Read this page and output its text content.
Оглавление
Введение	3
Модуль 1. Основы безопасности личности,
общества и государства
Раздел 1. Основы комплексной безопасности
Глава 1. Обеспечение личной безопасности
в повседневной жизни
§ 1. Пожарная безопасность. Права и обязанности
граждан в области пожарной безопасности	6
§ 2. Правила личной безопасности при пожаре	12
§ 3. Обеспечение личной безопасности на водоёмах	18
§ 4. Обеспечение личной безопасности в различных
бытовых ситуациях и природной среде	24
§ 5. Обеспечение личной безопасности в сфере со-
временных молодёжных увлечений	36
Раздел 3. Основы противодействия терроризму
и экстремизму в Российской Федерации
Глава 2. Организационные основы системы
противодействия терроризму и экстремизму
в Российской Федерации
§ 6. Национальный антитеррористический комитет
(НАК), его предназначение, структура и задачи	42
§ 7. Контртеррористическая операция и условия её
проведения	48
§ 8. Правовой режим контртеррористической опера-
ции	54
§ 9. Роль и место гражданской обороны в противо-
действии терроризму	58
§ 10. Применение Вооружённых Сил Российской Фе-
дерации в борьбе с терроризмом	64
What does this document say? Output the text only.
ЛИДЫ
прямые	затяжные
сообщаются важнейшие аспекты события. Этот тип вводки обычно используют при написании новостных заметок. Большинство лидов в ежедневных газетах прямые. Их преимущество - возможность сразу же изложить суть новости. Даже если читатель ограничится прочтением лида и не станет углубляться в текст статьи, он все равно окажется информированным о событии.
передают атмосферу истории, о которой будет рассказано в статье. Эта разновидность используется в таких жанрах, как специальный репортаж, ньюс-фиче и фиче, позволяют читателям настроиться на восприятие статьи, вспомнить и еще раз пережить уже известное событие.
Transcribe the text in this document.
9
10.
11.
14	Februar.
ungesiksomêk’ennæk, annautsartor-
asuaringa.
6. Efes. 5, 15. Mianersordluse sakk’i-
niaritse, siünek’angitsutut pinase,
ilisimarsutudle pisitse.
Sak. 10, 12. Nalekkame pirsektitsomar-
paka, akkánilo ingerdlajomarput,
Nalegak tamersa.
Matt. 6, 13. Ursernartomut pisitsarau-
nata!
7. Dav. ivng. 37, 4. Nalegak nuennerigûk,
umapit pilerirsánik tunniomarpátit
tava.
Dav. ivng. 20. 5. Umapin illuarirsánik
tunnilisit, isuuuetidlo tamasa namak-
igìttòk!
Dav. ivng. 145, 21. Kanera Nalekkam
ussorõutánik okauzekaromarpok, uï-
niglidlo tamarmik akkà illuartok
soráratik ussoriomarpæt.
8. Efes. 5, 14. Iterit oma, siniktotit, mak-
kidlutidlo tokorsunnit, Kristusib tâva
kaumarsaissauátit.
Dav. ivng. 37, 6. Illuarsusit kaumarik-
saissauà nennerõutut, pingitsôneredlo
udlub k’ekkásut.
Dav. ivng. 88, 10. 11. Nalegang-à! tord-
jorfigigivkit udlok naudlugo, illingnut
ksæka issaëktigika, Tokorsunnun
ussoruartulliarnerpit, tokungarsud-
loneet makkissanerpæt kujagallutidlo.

◆ ◆ ◆ ◆ ◆

## Task instructions:
All of the data must be returned exactly.

## Written answer:
Read this page and output its text content.
Оглавление
Введение	3
Модуль 1. Основы безопасности личности,
общества и государства
Раздел 1. Основы комплексной безопасности
Глава 1. Обеспечение личной безопасности
в повседневной жизни
§ 1. Пожарная безопасность. Права и обязанности
граждан в области пожарной безопасности	6
§ 2. Правила личной безопасности при пожаре	12
§ 3. Обеспечение личной безопасности на водоёмах	18
§ 4. Обеспечение личной безопасности в различных
бытовых ситуациях и природной среде	24
§ 5. Обеспечение личной безопасности в сфере со-
временных молодёжных увлечений	36
Раздел 3. Основы противодействия терроризму
и экстремизму в Российской Федерации
Глава 2. Организационные основы системы
противодействия терроризму и экстремизму
в Российской Федерации
§ 6. Национальный антитеррористический комитет
(НАК), его предназначение, структура и задачи	42
§ 7. Контртеррористическая операция и условия её
проведения	48
§ 8. Правовой режим контртеррористической опера-
ции	54
§ 9. Роль и место гражданской обороны в противо-
действии терроризму	58
§ 10. Применение Вооружённых Сил Российской Фе-
дерации в борьбе с терроризмом	64
What does this document say? Output the text only.
ЛИДЫ
прямые	затяжные
сообщаются важнейшие аспекты события. Этот тип вводки обычно используют при написании новостных заметок. Большинство лидов в ежедневных газетах прямые. Их преимущество - возможность сразу же изложить суть новости. Даже если читатель ограничится прочтением лида и не станет углубляться в текст статьи, он все равно окажется информированным о событии.
передают атмосферу истории, о которой будет рассказано в статье. Эта разновидность используется в таких жанрах, как специальный репортаж, ньюс-фиче и фиче, позволяют читателям настроиться на восприятие статьи, вспомнить и еще раз пережить уже известное событие.
Transcribe the text in this document.
9
10.
11.
14	Februar.
ungesiksomêk’ennæk, annautsartor-
asuaringa.
6. Efes. 5, 15. Mianersordluse sakk’i-
niaritse, siünek’angitsutut pinase,
ilisimarsutudle pisitse.
Sak. 10, 12. Nalekkame pirsektitsomar-
paka, akkánilo ingerdlajomarput,
Nalegak tamersa.
Matt. 6, 13. Ursernartomut pisitsarau-
nata!
7. Dav. ivng. 37, 4. Nalegak nuennerigûk,
umapit pilerirsánik tunniomarpátit
tava.
Dav. ivng. 20. 5. Umapin illuarirsánik
tunnilisit, isuuuetidlo tamasa namak-
igìttòk!
Dav. ivng. 145, 21. Kanera Nalekkam
ussorõutánik okauzekaromarpok, uï-
niglidlo tamarmik akkà illuartok
soráratik ussoriomarpæt.
8. Efes. 5, 14. Iterit oma, siniktotit, mak-
kidlutidlo tokorsunnit, Kristusib tâva
kaumarsaissauátit.
Dav. ivng. 37, 6. Illuarsusit kaumarik-
saissauà nennerõutut, pingitsôneredlo
udlub k’ekkásut.
Dav. ivng. 88, 10. 11. Nalegang-à! tord-
jorfigigivkit udlok naudlugo, illingnut
ksæka issaëktigika, Tokorsunnun
ussoruartulliarnerpit, tokungarsud-
loneet makkissanerpæt kujagallutidlo.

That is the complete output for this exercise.